[Part of a data file]
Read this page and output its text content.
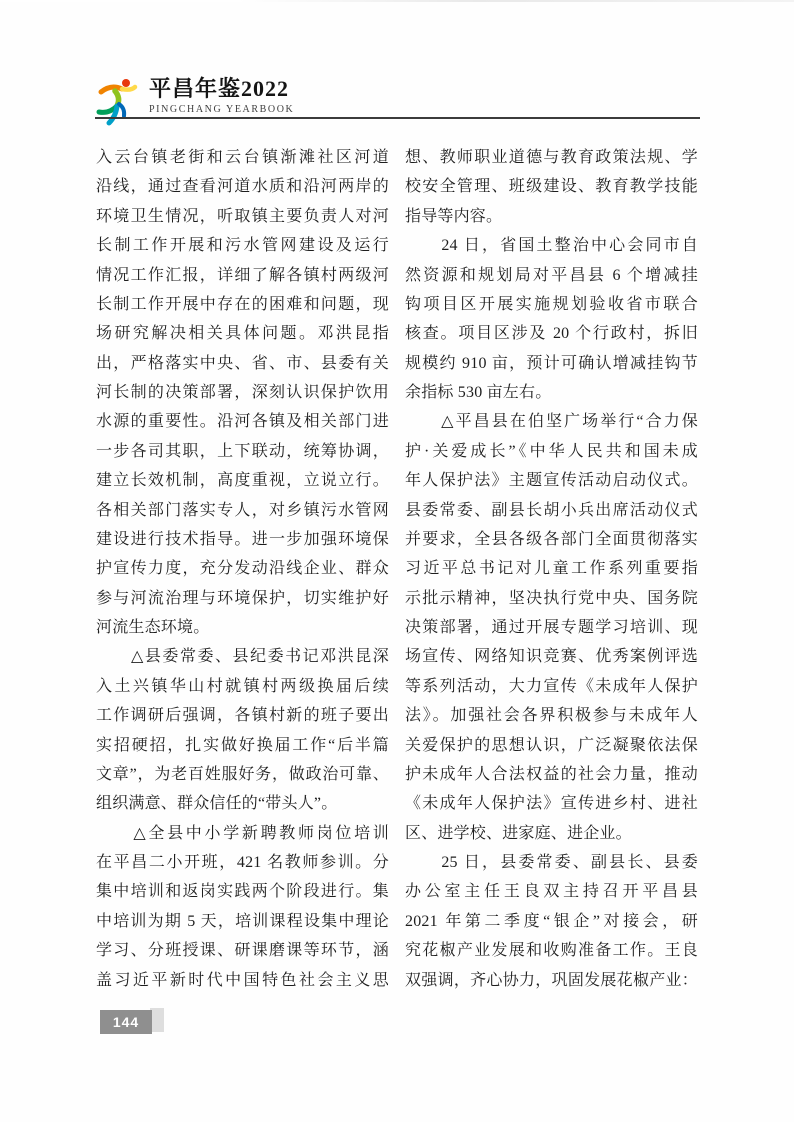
平昌年鉴2022
PINGCHANG YEARBOOK
入云台镇老街和云台镇渐滩社区河道
沿线，通过查看河道水质和沿河两岸的
环境卫生情况，听取镇主要负责人对河
长制工作开展和污水管网建设及运行
情况工作汇报，详细了解各镇村两级河
长制工作开展中存在的困难和问题，现
场研究解决相关具体问题。邓洪昆指
出，严格落实中央、省、市、县委有关
河长制的决策部署，深刻认识保护饮用
水源的重要性。沿河各镇及相关部门进
一步各司其职，上下联动，统筹协调，
建立长效机制，高度重视，立说立行。
各相关部门落实专人，对乡镇污水管网
建设进行技术指导。进一步加强环境保
护宣传力度，充分发动沿线企业、群众
参与河流治理与环境保护，切实维护好
河流生态环境。
　　△县委常委、县纪委书记邓洪昆深
入土兴镇华山村就镇村两级换届后续
工作调研后强调，各镇村新的班子要出
实招硬招，扎实做好换届工作“后半篇
文章”，为老百姓服好务，做政治可靠、
组织满意、群众信任的“带头人”。
　　△全县中小学新聘教师岗位培训
在平昌二小开班，421 名教师参训。分
集中培训和返岗实践两个阶段进行。集
中培训为期 5 天，培训课程设集中理论
学习、分班授课、研课磨课等环节，涵
盖习近平新时代中国特色社会主义思
想、教师职业道德与教育政策法规、学
校安全管理、班级建设、教育教学技能
指导等内容。
　　24 日，省国土整治中心会同市自
然资源和规划局对平昌县 6 个增减挂
钩项目区开展实施规划验收省市联合
核查。项目区涉及 20 个行政村，拆旧
规模约 910 亩，预计可确认增减挂钩节
余指标 530 亩左右。
　　△平昌县在伯坚广场举行“合力保
护·关爱成长”《中华人民共和国未成
年人保护法》主题宣传活动启动仪式。
县委常委、副县长胡小兵出席活动仪式
并要求，全县各级各部门全面贯彻落实
习近平总书记对儿童工作系列重要指
示批示精神，坚决执行党中央、国务院
决策部署，通过开展专题学习培训、现
场宣传、网络知识竞赛、优秀案例评选
等系列活动，大力宣传《未成年人保护
法》。加强社会各界积极参与未成年人
关爱保护的思想认识，广泛凝聚依法保
护未成年人合法权益的社会力量，推动
《未成年人保护法》宣传进乡村、进社
区、进学校、进家庭、进企业。
　　25 日，县委常委、副县长、县委
办公室主任王良双主持召开平昌县
2021 年第二季度“银企”对接会，研
究花椒产业发展和收购准备工作。王良
双强调，齐心协力，巩固发展花椒产业：
144
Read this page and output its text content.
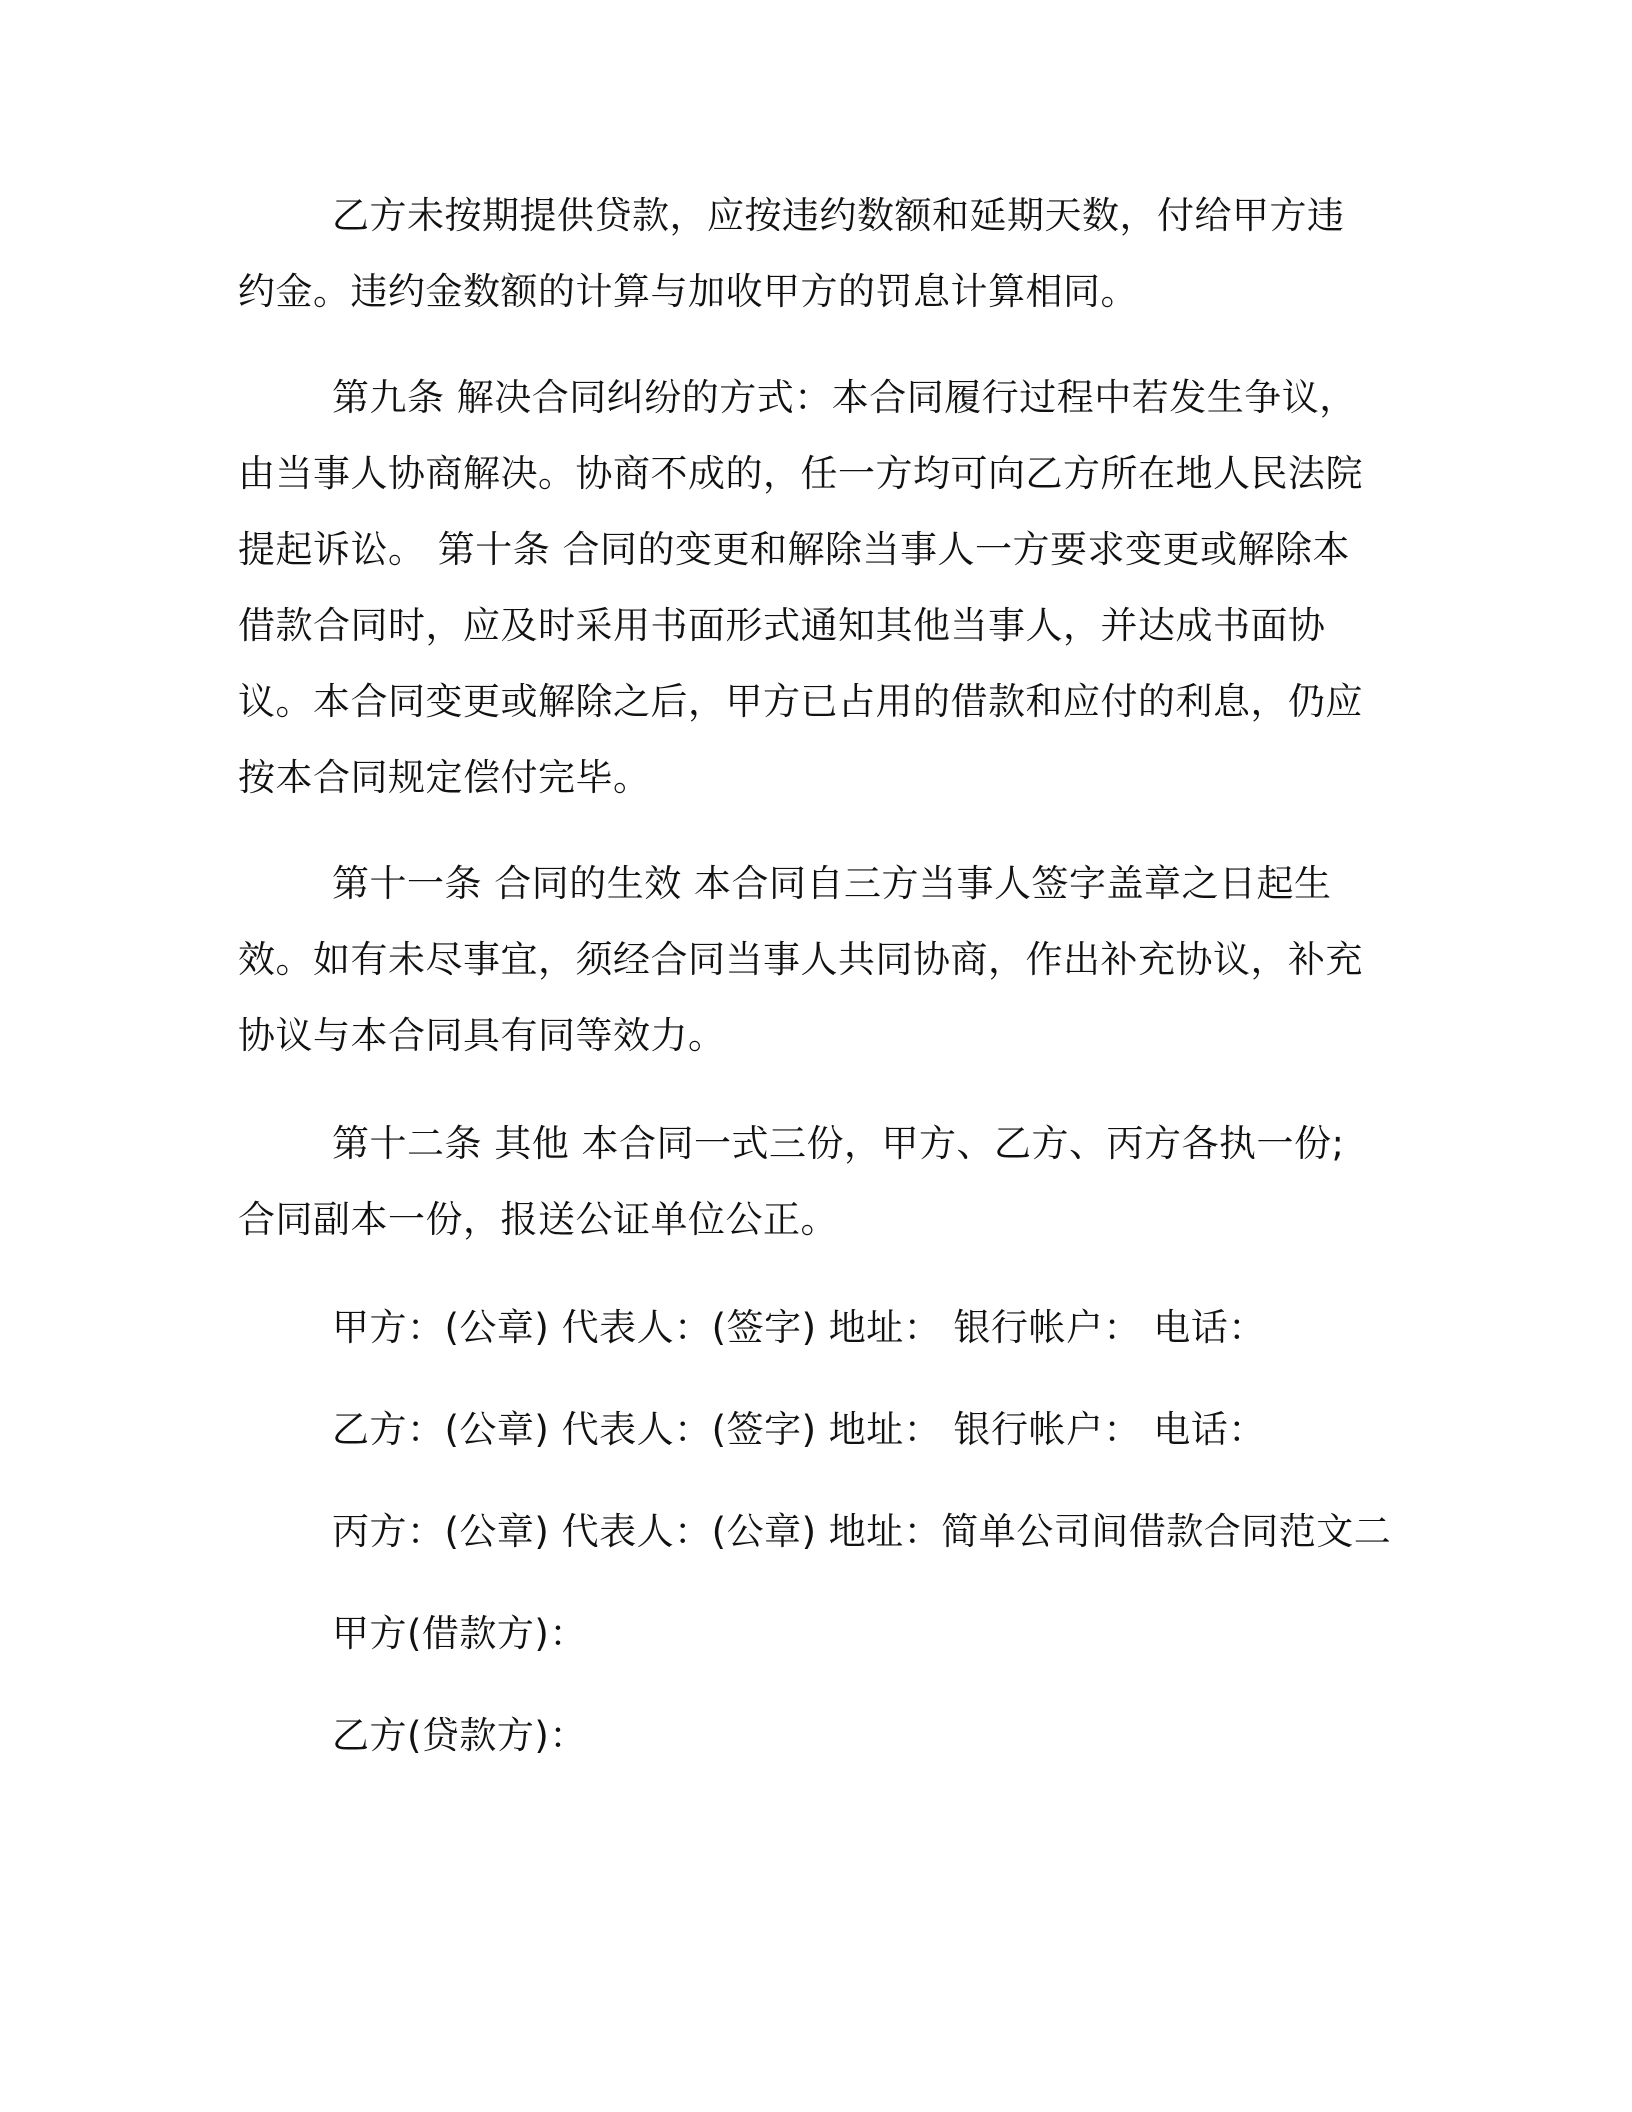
乙方未按期提供贷款，应按违约数额和延期天数，付给甲方违约金。违约金数额的计算与加收甲方的罚息计算相同。

第九条 解决合同纠纷的方式：本合同履行过程中若发生争议，由当事人协商解决。协商不成的，任一方均可向乙方所在地人民法院提起诉讼。 第十条 合同的变更和解除当事人一方要求变更或解除本借款合同时，应及时采用书面形式通知其他当事人，并达成书面协议。本合同变更或解除之后，甲方已占用的借款和应付的利息，仍应按本合同规定偿付完毕。

第十一条 合同的生效 本合同自三方当事人签字盖章之日起生效。如有未尽事宜，须经合同当事人共同协商，作出补充协议，补充协议与本合同具有同等效力。

第十二条 其他 本合同一式三份，甲方、乙方、丙方各执一份;合同副本一份，报送公证单位公正。

甲方：(公章) 代表人：(签字) 地址： 银行帐户： 电话：

乙方：(公章) 代表人：(签字) 地址： 银行帐户： 电话：

丙方：(公章) 代表人：(公章) 地址：简单公司间借款合同范文二

甲方(借款方)：

乙方(贷款方)：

## [YOUR TASK]
Within the data above, pick out all lines holding the word "银行帐户".

## [RESULT OF THIS EXERCISE]
甲方：(公章) 代表人：(签字) 地址： 银行帐户： 电话：
乙方：(公章) 代表人：(签字) 地址： 银行帐户： 电话：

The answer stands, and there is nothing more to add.